EXTRACTED TEXT

Are you concerned because of the differing reduction criteria for newly diagnosed vs. long term diabetics under TR?

What do you think threw him out of remission?

Not formally. My current plan is to try 0.5 U if he's above 300 (and meets all the other conditions, like not doing it during a dose increase or breaking a bounce). Previously I was giving 1.25 if over 300, and 1.5 if over 450 (rare). Though he's been coming down the Lantus dosing ladder so quickly maybe I should backtrack further and test 0.25 U first just to be safe. If he's still high tomorrow morning I may give that a shot- I can monitor the whole cycle if needed.
I agree with 0.25u and only if red.

Now that the R threat is firmly in place, lets see what happens:p:cool:
 
Good question. I'm inclined to say count from original diagnosis, but I honestly don't know. @Wendy&Neko may know.

PROBLEMS TO WORK ON
1/ Repeat the part of the forum thread that opens with the words containing "What do you" and closes with "cycle if needed.".
2/ Answer these questions from the forum thread:
(a) What dose does the current plan call for when he is above 300?
(b) What dose was previously given when he was over 450?
(c) Who is named as someone who may know whether to count from original diagnosis?

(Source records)

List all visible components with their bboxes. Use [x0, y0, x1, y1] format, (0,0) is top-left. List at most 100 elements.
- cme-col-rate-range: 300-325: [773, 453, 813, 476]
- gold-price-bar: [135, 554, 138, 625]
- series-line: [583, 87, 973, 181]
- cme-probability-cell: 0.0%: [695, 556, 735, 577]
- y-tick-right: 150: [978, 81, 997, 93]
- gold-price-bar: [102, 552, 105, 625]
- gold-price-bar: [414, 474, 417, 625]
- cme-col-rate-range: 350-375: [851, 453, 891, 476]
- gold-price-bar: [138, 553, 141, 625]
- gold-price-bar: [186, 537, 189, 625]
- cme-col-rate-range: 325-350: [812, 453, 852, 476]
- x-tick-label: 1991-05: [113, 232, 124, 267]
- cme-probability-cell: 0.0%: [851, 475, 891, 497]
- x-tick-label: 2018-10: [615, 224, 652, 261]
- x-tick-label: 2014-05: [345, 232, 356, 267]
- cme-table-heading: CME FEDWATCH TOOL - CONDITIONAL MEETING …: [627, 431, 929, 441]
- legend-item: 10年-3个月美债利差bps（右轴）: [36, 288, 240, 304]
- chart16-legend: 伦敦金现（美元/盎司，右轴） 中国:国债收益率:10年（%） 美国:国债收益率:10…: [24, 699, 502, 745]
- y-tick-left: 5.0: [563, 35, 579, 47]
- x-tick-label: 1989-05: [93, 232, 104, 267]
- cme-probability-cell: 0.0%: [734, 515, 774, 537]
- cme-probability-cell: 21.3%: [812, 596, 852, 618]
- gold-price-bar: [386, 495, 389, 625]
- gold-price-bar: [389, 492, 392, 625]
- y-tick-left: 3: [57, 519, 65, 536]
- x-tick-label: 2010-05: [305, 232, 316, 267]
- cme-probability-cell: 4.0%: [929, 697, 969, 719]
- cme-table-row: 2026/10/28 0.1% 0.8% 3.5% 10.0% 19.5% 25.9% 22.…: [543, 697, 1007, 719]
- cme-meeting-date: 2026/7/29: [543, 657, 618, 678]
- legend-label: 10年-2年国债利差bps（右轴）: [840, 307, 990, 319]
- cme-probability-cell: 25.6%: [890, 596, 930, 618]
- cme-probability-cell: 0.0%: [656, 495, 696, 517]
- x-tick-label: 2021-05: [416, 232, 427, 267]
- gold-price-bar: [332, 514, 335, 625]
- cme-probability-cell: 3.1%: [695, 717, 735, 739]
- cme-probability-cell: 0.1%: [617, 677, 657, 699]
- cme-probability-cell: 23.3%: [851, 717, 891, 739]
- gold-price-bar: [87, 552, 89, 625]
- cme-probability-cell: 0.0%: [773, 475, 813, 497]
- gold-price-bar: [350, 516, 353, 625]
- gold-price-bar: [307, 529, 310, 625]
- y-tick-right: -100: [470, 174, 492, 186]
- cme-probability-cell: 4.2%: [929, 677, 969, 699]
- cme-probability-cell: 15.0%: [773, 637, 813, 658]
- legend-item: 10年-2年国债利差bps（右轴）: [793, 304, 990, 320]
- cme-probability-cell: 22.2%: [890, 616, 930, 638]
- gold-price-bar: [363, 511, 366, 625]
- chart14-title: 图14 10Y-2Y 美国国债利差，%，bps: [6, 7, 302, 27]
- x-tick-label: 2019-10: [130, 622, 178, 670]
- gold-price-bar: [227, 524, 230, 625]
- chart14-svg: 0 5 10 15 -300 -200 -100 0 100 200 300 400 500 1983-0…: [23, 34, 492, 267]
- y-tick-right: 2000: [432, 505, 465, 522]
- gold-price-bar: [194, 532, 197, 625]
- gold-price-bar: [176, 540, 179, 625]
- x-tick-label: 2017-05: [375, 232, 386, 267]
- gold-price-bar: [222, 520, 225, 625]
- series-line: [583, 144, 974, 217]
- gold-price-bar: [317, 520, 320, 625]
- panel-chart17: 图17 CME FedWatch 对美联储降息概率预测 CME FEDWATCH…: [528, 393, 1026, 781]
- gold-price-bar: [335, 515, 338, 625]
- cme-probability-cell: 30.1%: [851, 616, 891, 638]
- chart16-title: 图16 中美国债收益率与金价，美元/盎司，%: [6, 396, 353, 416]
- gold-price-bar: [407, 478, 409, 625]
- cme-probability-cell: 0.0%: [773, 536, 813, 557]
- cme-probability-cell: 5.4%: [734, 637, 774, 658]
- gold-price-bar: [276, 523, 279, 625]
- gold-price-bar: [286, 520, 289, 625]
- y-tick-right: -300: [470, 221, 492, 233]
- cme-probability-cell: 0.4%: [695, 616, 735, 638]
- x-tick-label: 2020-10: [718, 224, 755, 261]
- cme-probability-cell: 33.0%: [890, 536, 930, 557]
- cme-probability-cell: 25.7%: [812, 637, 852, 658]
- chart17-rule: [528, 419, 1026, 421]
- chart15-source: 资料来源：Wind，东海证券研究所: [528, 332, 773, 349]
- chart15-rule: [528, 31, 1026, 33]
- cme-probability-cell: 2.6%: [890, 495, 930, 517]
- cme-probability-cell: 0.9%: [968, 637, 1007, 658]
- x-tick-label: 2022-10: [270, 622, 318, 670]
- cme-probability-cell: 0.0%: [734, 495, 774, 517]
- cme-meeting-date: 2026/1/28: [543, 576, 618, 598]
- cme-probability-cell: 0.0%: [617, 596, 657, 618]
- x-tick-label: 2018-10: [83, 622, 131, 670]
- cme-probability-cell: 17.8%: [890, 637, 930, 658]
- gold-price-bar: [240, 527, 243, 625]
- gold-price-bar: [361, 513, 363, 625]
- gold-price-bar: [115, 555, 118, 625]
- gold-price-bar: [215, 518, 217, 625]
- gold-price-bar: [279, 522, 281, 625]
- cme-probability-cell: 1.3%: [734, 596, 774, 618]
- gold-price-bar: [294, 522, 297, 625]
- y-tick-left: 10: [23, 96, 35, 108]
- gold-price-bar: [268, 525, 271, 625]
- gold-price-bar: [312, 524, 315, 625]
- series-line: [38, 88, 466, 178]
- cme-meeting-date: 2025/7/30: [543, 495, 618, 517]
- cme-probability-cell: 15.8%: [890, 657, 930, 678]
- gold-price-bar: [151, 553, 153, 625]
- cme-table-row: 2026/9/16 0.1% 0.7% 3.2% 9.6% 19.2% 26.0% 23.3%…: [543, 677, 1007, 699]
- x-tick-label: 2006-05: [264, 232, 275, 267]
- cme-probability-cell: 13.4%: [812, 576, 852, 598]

RESPONSES PER TASK
1/
What do you think threw him out of remission?

Not formally. My current plan is to try 0.5 U if he's above 300 (and meets all the other conditions, like not doing it during a dose increase or breaking a bounce). Previously I was giving 1.25 if over 300, and 1.5 if over 450 (rare). Though he's been coming down the Lantus dosing ladder so quickly maybe I should backtrack further and test 0.25 U first just to be safe. If he's still high tomorrow morning I may give that a shot- I can monitor the whole cycle if needed.

2/
(a) 0.5 U
(b) 1.5
(c) @Wendy&Neko